> _SHORT TASK_:
Pick out all lines of the entries that include the word "this" and copy them.

> _SUPPLIED RECORDS_:
▼

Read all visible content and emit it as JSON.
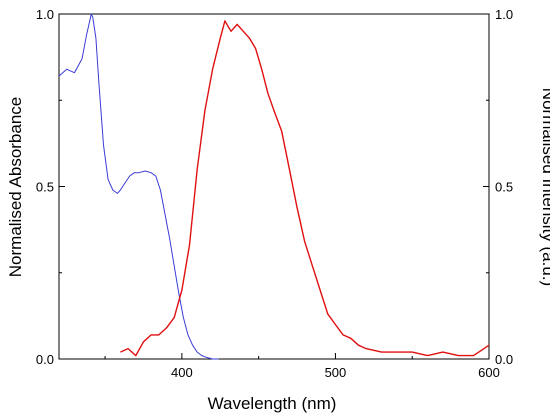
{
  "chart_data": {
    "type": "line",
    "title": "",
    "xlabel": "Wavelength (nm)",
    "ylabel_left": "Normalised Absorbance",
    "ylabel_right": "Normalised Intensity (a.u.)",
    "xlim": [
      320,
      600
    ],
    "ylim_left": [
      0.0,
      1.0
    ],
    "ylim_right": [
      0.0,
      1.0
    ],
    "x_ticks": [
      400,
      500,
      600
    ],
    "y_ticks_left": [
      "0.0",
      "0.5",
      "1.0"
    ],
    "y_ticks_right": [
      "0.0",
      "0.5",
      "1.0"
    ],
    "grid": false,
    "legend": "none",
    "series": [
      {
        "color": "#3a3ad8",
        "axis": "left",
        "x": [
          320,
          325,
          330,
          335,
          338,
          341,
          342,
          344,
          346,
          349,
          352,
          355,
          358,
          360,
          363,
          366,
          369,
          372,
          376,
          380,
          383,
          386,
          389,
          392,
          395,
          398,
          401,
          404,
          407,
          410,
          413,
          416,
          420,
          424
        ],
        "y": [
          0.82,
          0.84,
          0.83,
          0.87,
          0.94,
          1.0,
          0.99,
          0.93,
          0.8,
          0.62,
          0.52,
          0.49,
          0.48,
          0.49,
          0.51,
          0.53,
          0.54,
          0.54,
          0.545,
          0.54,
          0.53,
          0.49,
          0.42,
          0.35,
          0.27,
          0.19,
          0.12,
          0.07,
          0.04,
          0.02,
          0.01,
          0.005,
          0.0,
          0.0
        ]
      },
      {
        "color": "#e01010",
        "axis": "right",
        "x": [
          360,
          365,
          370,
          375,
          380,
          385,
          390,
          395,
          400,
          405,
          410,
          415,
          420,
          425,
          428,
          432,
          436,
          440,
          444,
          448,
          452,
          456,
          460,
          465,
          470,
          475,
          480,
          485,
          490,
          495,
          500,
          505,
          510,
          515,
          520,
          530,
          540,
          550,
          560,
          570,
          580,
          590,
          600
        ],
        "y": [
          0.02,
          0.03,
          0.01,
          0.05,
          0.07,
          0.07,
          0.09,
          0.12,
          0.2,
          0.33,
          0.55,
          0.72,
          0.84,
          0.93,
          0.98,
          0.95,
          0.97,
          0.95,
          0.93,
          0.9,
          0.84,
          0.77,
          0.72,
          0.66,
          0.55,
          0.44,
          0.34,
          0.27,
          0.2,
          0.13,
          0.1,
          0.07,
          0.06,
          0.04,
          0.03,
          0.02,
          0.02,
          0.02,
          0.01,
          0.02,
          0.01,
          0.01,
          0.04
        ]
      }
    ]
  }
}
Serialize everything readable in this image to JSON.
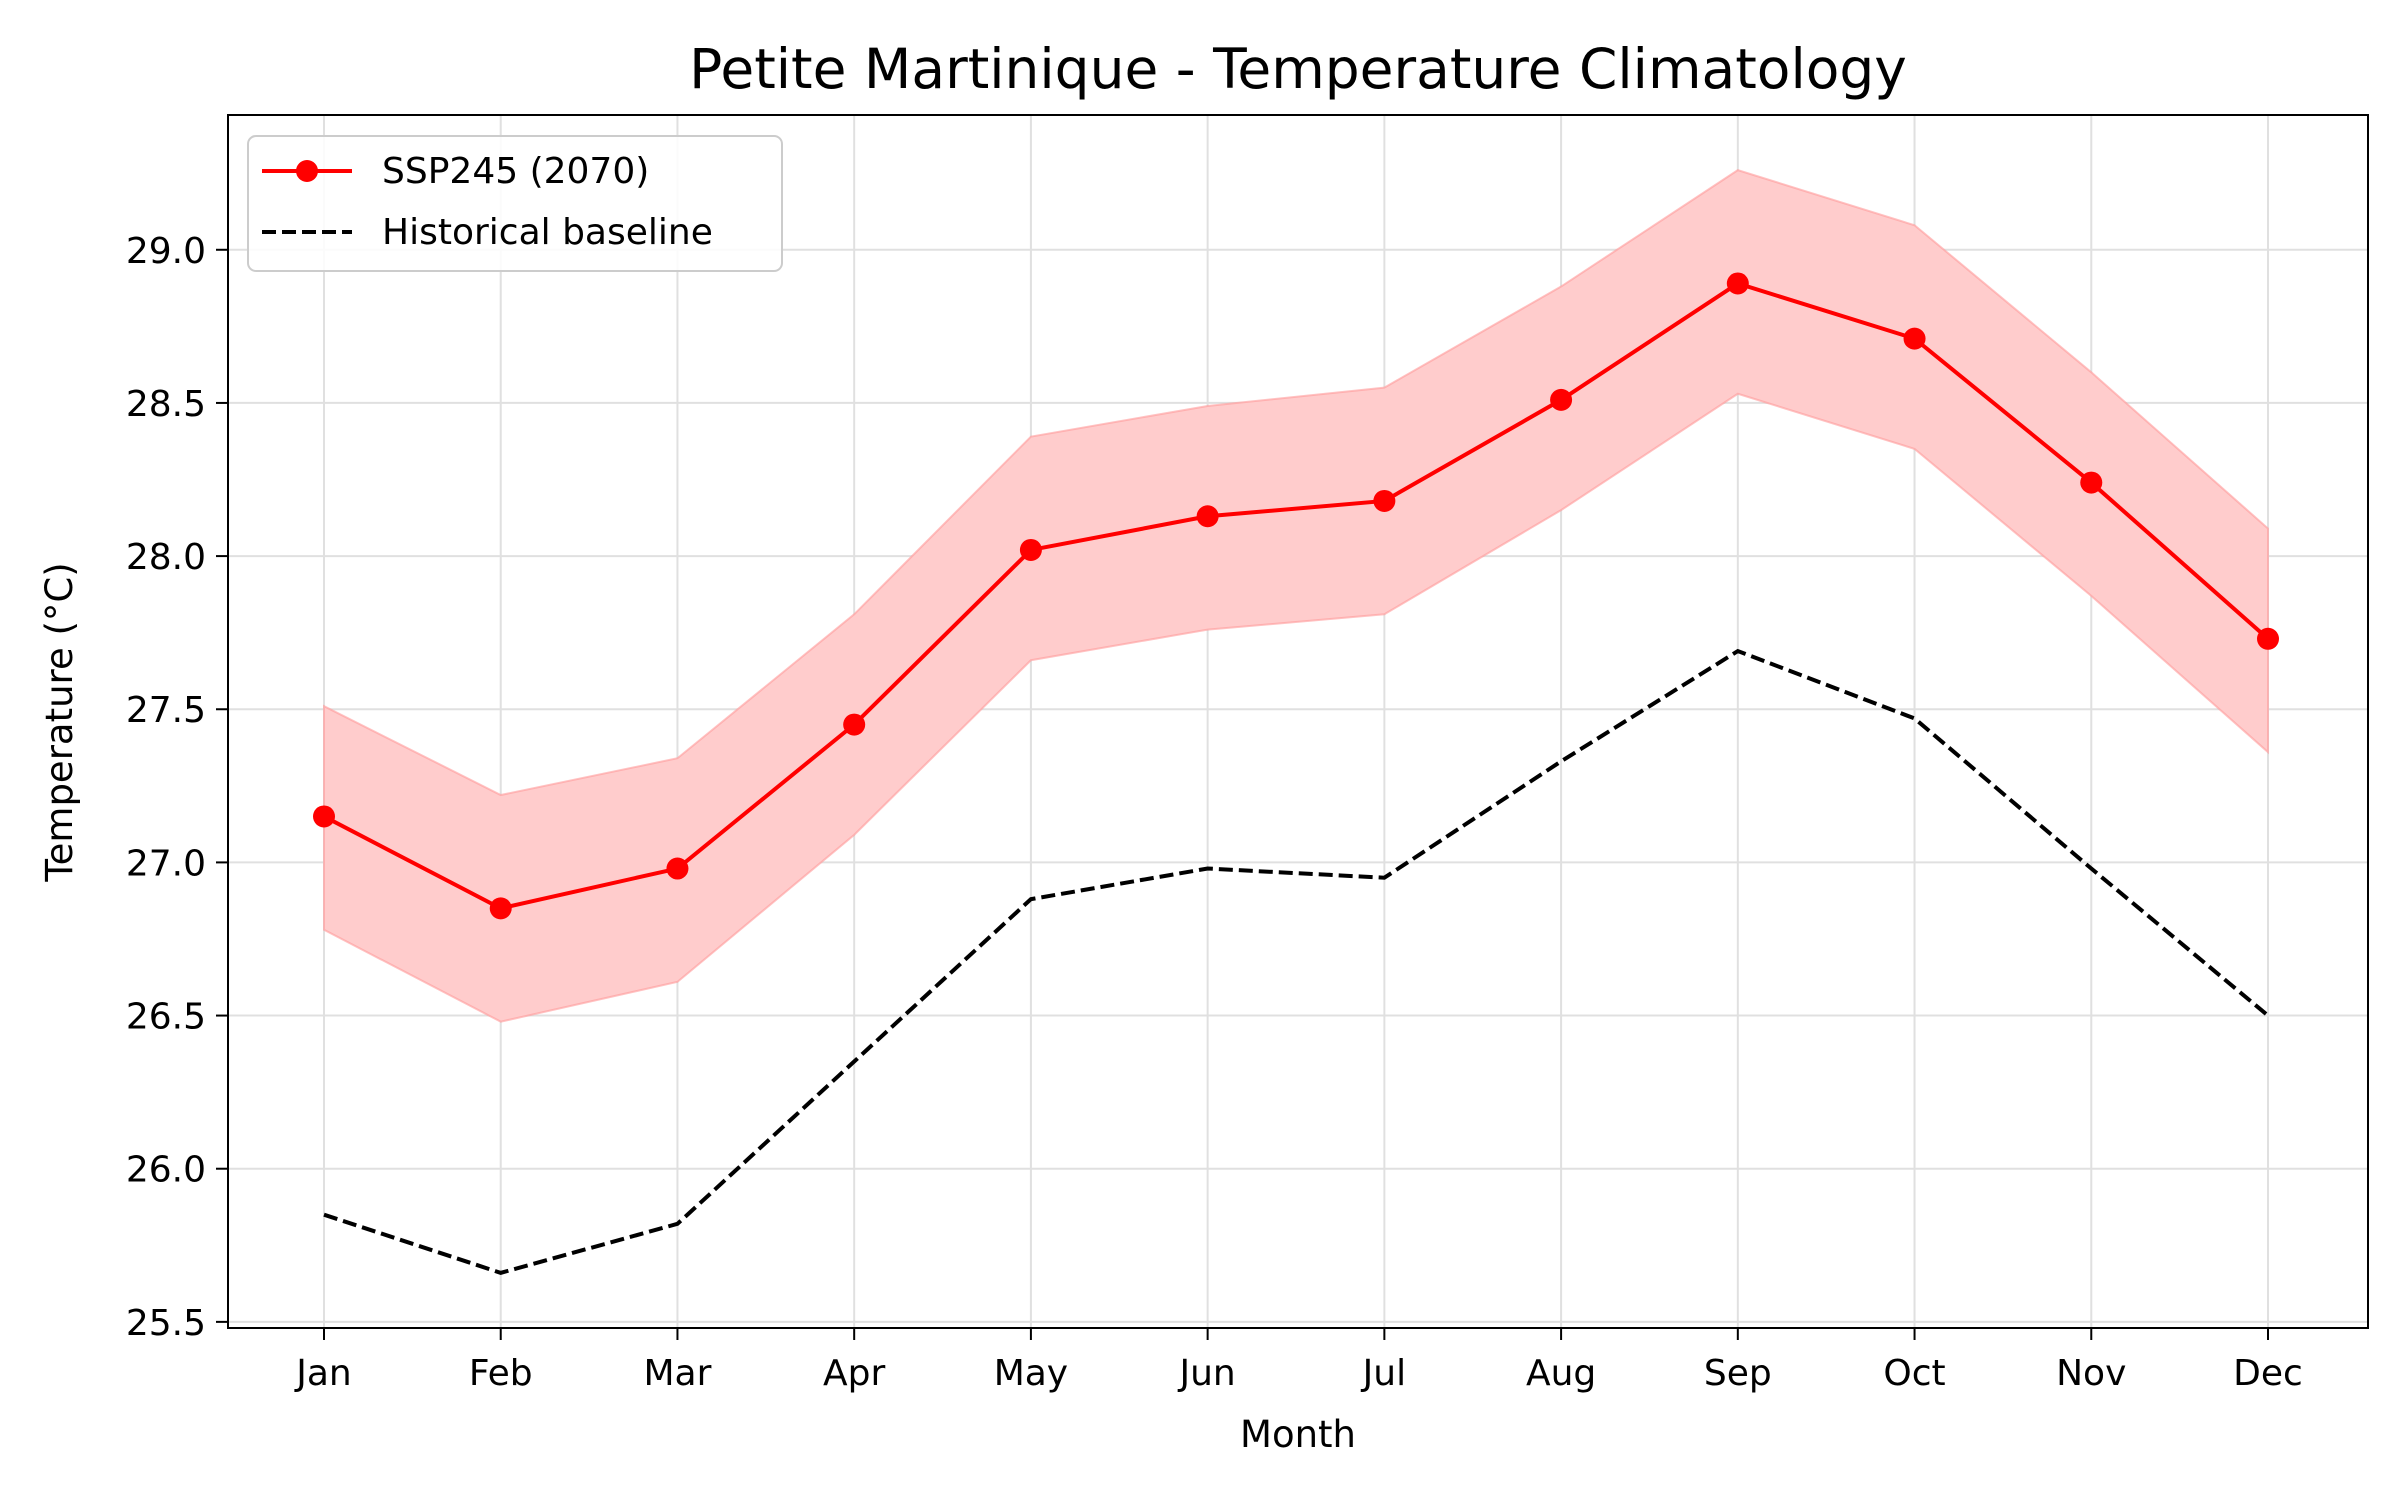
{
  "chart_data": {
    "type": "line",
    "title": "Petite Martinique - Temperature Climatology",
    "xlabel": "Month",
    "ylabel": "Temperature (°C)",
    "categories": [
      "Jan",
      "Feb",
      "Mar",
      "Apr",
      "May",
      "Jun",
      "Jul",
      "Aug",
      "Sep",
      "Oct",
      "Nov",
      "Dec"
    ],
    "ylim": [
      25.48,
      29.44
    ],
    "yticks": [
      25.5,
      26.0,
      26.5,
      27.0,
      27.5,
      28.0,
      28.5,
      29.0
    ],
    "ytick_labels": [
      "25.5",
      "26.0",
      "26.5",
      "27.0",
      "27.5",
      "28.0",
      "28.5",
      "29.0"
    ],
    "grid": true,
    "legend_position": "top-left",
    "series": [
      {
        "name": "SSP245 (2070)",
        "style": "solid-with-markers",
        "color": "#ff0000",
        "values": [
          27.15,
          26.85,
          26.98,
          27.45,
          28.02,
          28.13,
          28.18,
          28.51,
          28.89,
          28.71,
          28.24,
          27.73
        ],
        "band_lower": [
          26.78,
          26.48,
          26.61,
          27.09,
          27.66,
          27.76,
          27.81,
          28.15,
          28.53,
          28.35,
          27.87,
          27.36
        ],
        "band_upper": [
          27.51,
          27.22,
          27.34,
          27.81,
          28.39,
          28.49,
          28.55,
          28.88,
          29.26,
          29.08,
          28.6,
          28.09
        ],
        "band_color": "#ffcccc"
      },
      {
        "name": "Historical baseline",
        "style": "dashed",
        "color": "#000000",
        "values": [
          25.85,
          25.66,
          25.82,
          26.35,
          26.88,
          26.98,
          26.95,
          27.33,
          27.69,
          27.47,
          26.98,
          26.5
        ]
      }
    ]
  }
}
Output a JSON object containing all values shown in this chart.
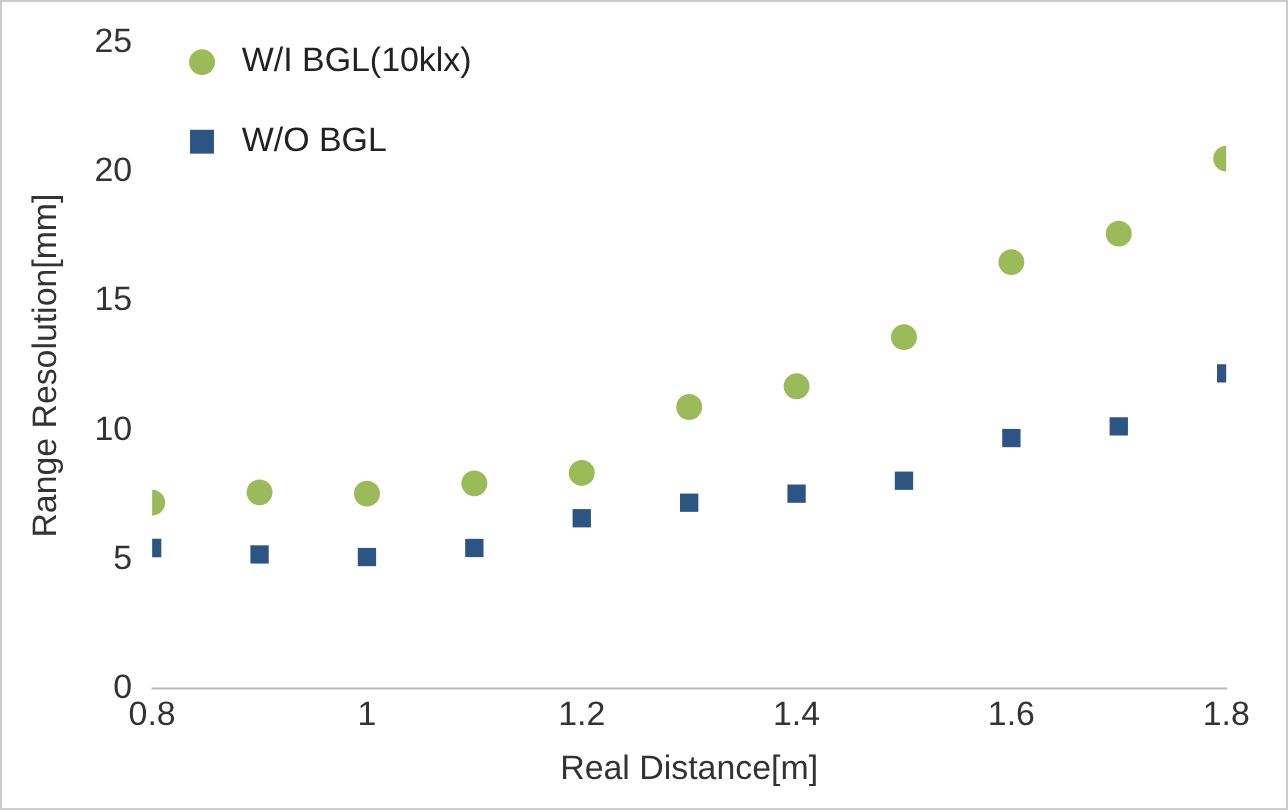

▲

> _EXERCISE RESPONSE_:
Serialize everything readable in this image to JSON.
Output a JSON object containing all values shown in this chart.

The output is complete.